----- Materials provided

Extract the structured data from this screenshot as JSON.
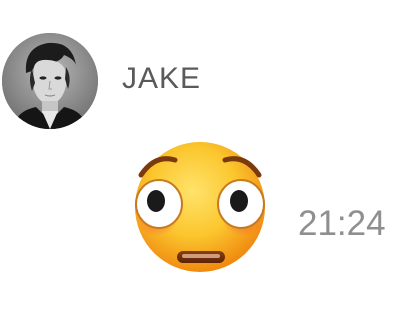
{
  "message": {
    "sender_name": "JAKE",
    "avatar_icon": "profile-photo-avatar",
    "content_icon": "flushed-face-emoji",
    "timestamp": "21:24"
  },
  "colors": {
    "name_text": "#5a5a5a",
    "timestamp_text": "#8f8f8f",
    "emoji_face": "#f9c22e"
  }
}
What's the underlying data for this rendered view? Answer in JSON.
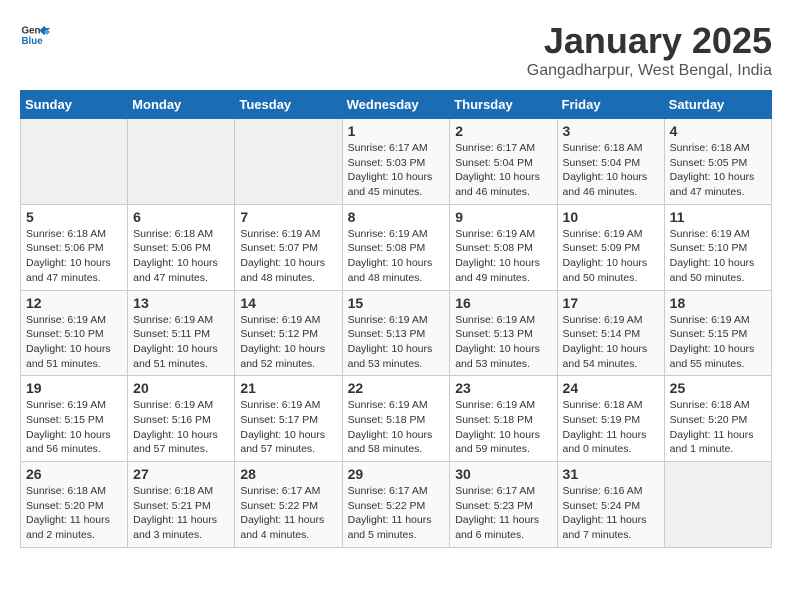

----------

*Written exercise:*
Exactly reproduce each record, leaving out any pictures.

*Expected output:*
Extract the structured data from this screenshot as JSON.
{
  "message": {
    "sender_name": "JAKE",
    "avatar_icon": "profile-photo-avatar",
    "content_icon": "flushed-face-emoji",
    "timestamp": "21:24"
  },
  "colors": {
    "name_text": "#5a5a5a",
    "timestamp_text": "#8f8f8f",
    "emoji_face": "#f9c22e"
  }
}
What's the underlying data for this rendered view? Answer in JSON.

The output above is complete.